┌──
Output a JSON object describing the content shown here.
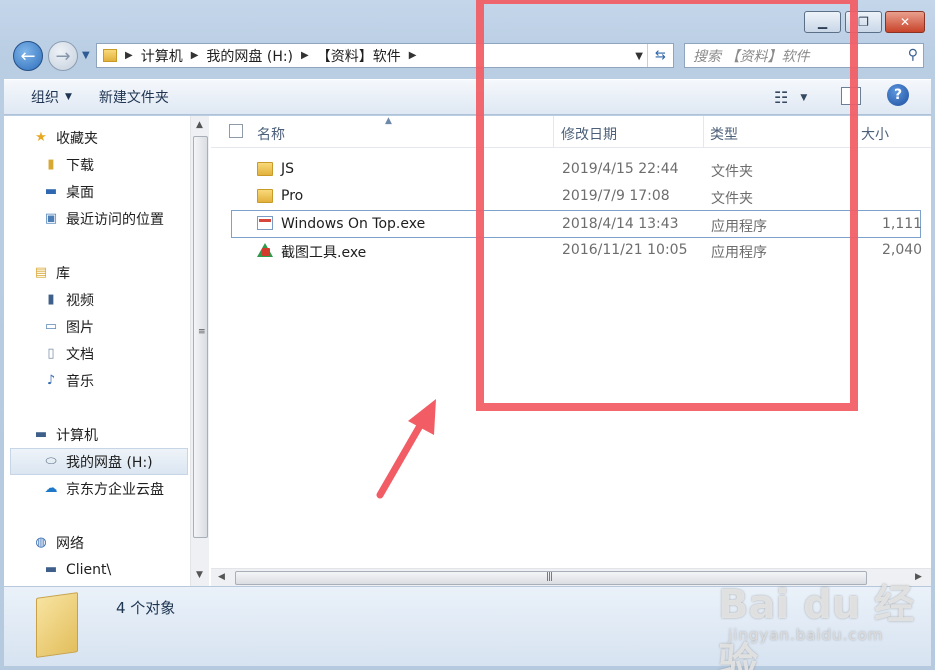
{
  "window": {
    "controls": {
      "minimize": "▁",
      "maximize": "❐",
      "close": "✕"
    }
  },
  "navigation": {
    "breadcrumb": [
      "计算机",
      "我的网盘 (H:)",
      "【资料】软件"
    ],
    "search_placeholder": "搜索 【资料】软件"
  },
  "toolbar": {
    "organize_label": "组织",
    "new_folder_label": "新建文件夹"
  },
  "sidebar": {
    "favorites": {
      "label": "收藏夹",
      "items": [
        "下载",
        "桌面",
        "最近访问的位置"
      ]
    },
    "libraries": {
      "label": "库",
      "items": [
        "视频",
        "图片",
        "文档",
        "音乐"
      ]
    },
    "computer": {
      "label": "计算机",
      "items": [
        "我的网盘 (H:)",
        "京东方企业云盘"
      ]
    },
    "network": {
      "label": "网络",
      "items": [
        "Client\\"
      ]
    }
  },
  "columns": {
    "name": "名称",
    "modified": "修改日期",
    "type": "类型",
    "size": "大小"
  },
  "files": [
    {
      "name": "JS",
      "modified": "2019/4/15 22:44",
      "type": "文件夹",
      "size": "",
      "icon": "folder-icon"
    },
    {
      "name": "Pro",
      "modified": "2019/7/9 17:08",
      "type": "文件夹",
      "size": "",
      "icon": "folder-icon"
    },
    {
      "name": "Windows On Top.exe",
      "modified": "2018/4/14 13:43",
      "type": "应用程序",
      "size": "1,111",
      "icon": "app-window-icon"
    },
    {
      "name": "截图工具.exe",
      "modified": "2016/11/21 10:05",
      "type": "应用程序",
      "size": "2,040",
      "icon": "screenshot-tool-icon"
    }
  ],
  "status": {
    "count_text": "4 个对象"
  },
  "watermark": {
    "brand": "Bai du 经验",
    "url": "jingyan.baidu.com"
  },
  "annotation_color": "#f25c64"
}
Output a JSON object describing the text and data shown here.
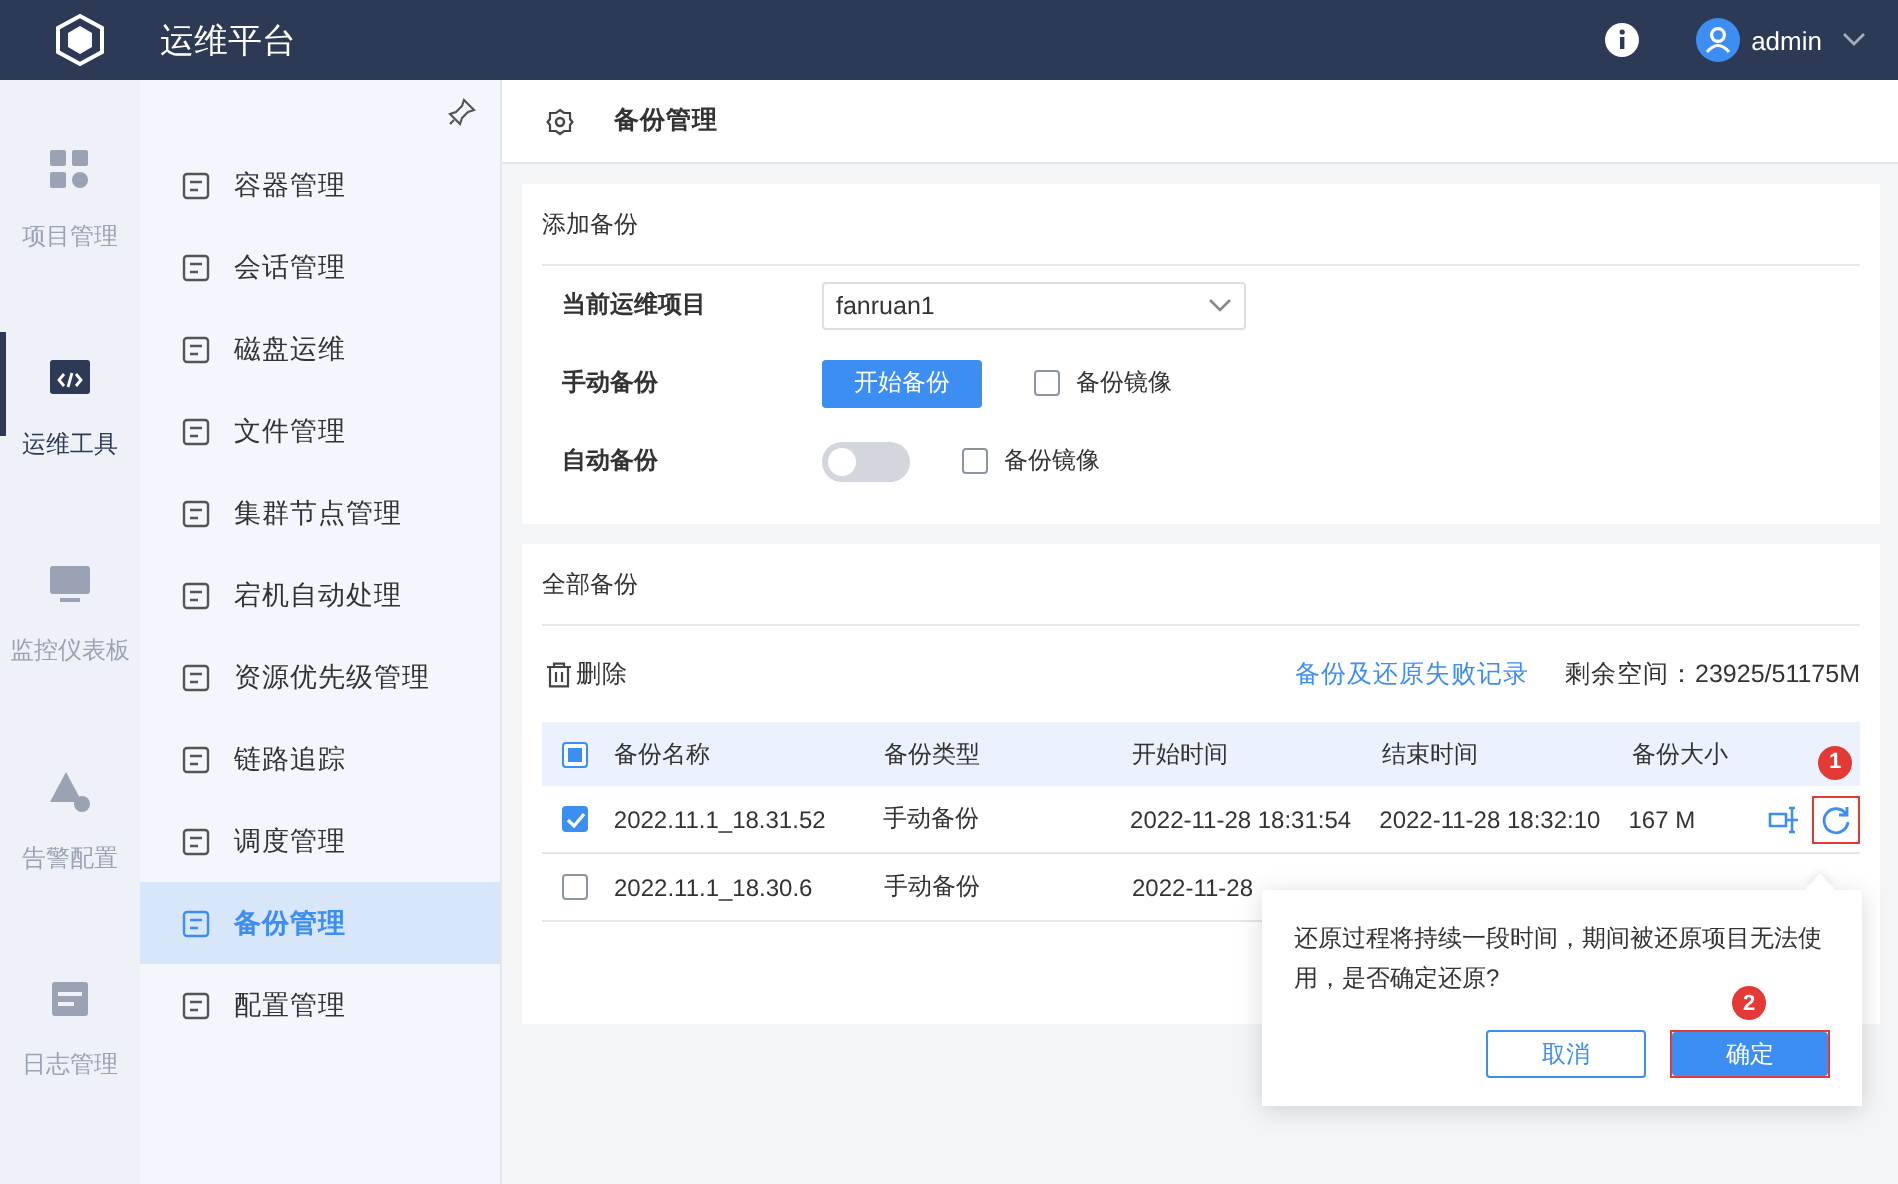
{
  "header": {
    "title": "运维平台",
    "user": "admin"
  },
  "rail": [
    {
      "label": "项目管理",
      "selected": false
    },
    {
      "label": "运维工具",
      "selected": true
    },
    {
      "label": "监控仪表板",
      "selected": false
    },
    {
      "label": "告警配置",
      "selected": false
    },
    {
      "label": "日志管理",
      "selected": false
    }
  ],
  "menu": [
    {
      "label": "容器管理",
      "selected": false
    },
    {
      "label": "会话管理",
      "selected": false
    },
    {
      "label": "磁盘运维",
      "selected": false
    },
    {
      "label": "文件管理",
      "selected": false
    },
    {
      "label": "集群节点管理",
      "selected": false
    },
    {
      "label": "宕机自动处理",
      "selected": false
    },
    {
      "label": "资源优先级管理",
      "selected": false
    },
    {
      "label": "链路追踪",
      "selected": false
    },
    {
      "label": "调度管理",
      "selected": false
    },
    {
      "label": "备份管理",
      "selected": true
    },
    {
      "label": "配置管理",
      "selected": false
    }
  ],
  "page_title": "备份管理",
  "add_backup": {
    "title": "添加备份",
    "project_label": "当前运维项目",
    "project_value": "fanruan1",
    "manual_label": "手动备份",
    "start_button": "开始备份",
    "manual_mirror": {
      "label": "备份镜像",
      "checked": false
    },
    "auto_label": "自动备份",
    "auto_toggle": {
      "on": false
    },
    "auto_mirror": {
      "label": "备份镜像",
      "checked": false
    }
  },
  "all_backups": {
    "title": "全部备份",
    "delete_label": "删除",
    "fail_link": "备份及还原失败记录",
    "space": "剩余空间：23925/51175M",
    "select_all": {
      "partial": true
    },
    "columns": [
      "备份名称",
      "备份类型",
      "开始时间",
      "结束时间",
      "备份大小"
    ],
    "rows": [
      {
        "selected": true,
        "cells": [
          "2022.11.1_18.31.52",
          "手动备份",
          "2022-11-28 18:31:54",
          "2022-11-28 18:32:10",
          "167 M"
        ]
      },
      {
        "selected": false,
        "cells": [
          "2022.11.1_18.30.6",
          "手动备份",
          "2022-11-28"
        ]
      }
    ]
  },
  "popover": {
    "message": "还原过程将持续一段时间，期间被还原项目无法使用，是否确定还原?",
    "cancel": "取消",
    "confirm": "确定"
  },
  "annotations": [
    {
      "number": "1"
    },
    {
      "number": "2"
    }
  ]
}
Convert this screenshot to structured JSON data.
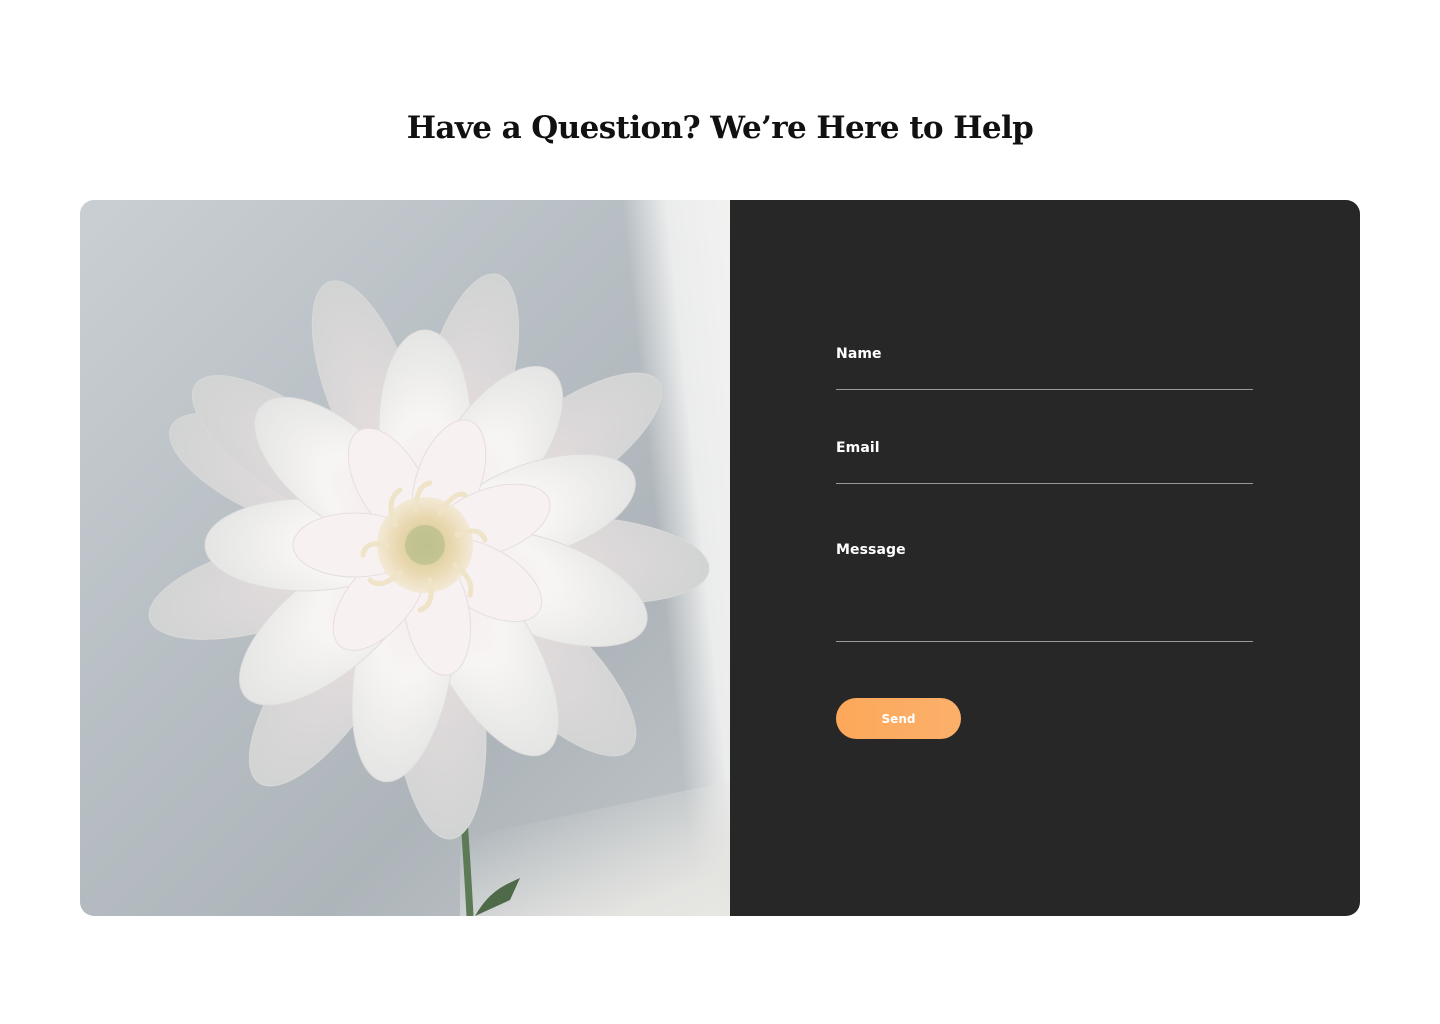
{
  "page": {
    "title": "Have a Question? We’re Here to Help"
  },
  "contact_form": {
    "name": {
      "label": "Name",
      "value": "",
      "placeholder": ""
    },
    "email": {
      "label": "Email",
      "value": "",
      "placeholder": ""
    },
    "message": {
      "label": "Message",
      "value": "",
      "placeholder": ""
    },
    "send_label": "Send"
  },
  "colors": {
    "form_background": "#272727",
    "button_accent": "#fca85b",
    "title_text": "#111111"
  },
  "image": {
    "subject": "white-flower-photo"
  }
}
└──
#### What to produce:
Exactly the lines from the line with "Convert this screenshot" through the last line of the listing, both included, should be extracted, and the pictures left behind.

#### Complete output:
Convert this screenshot to structured JSON data.
{
  "page": {
    "title": "Have a Question? We’re Here to Help"
  },
  "contact_form": {
    "name": {
      "label": "Name",
      "value": "",
      "placeholder": ""
    },
    "email": {
      "label": "Email",
      "value": "",
      "placeholder": ""
    },
    "message": {
      "label": "Message",
      "value": "",
      "placeholder": ""
    },
    "send_label": "Send"
  },
  "colors": {
    "form_background": "#272727",
    "button_accent": "#fca85b",
    "title_text": "#111111"
  },
  "image": {
    "subject": "white-flower-photo"
  }
}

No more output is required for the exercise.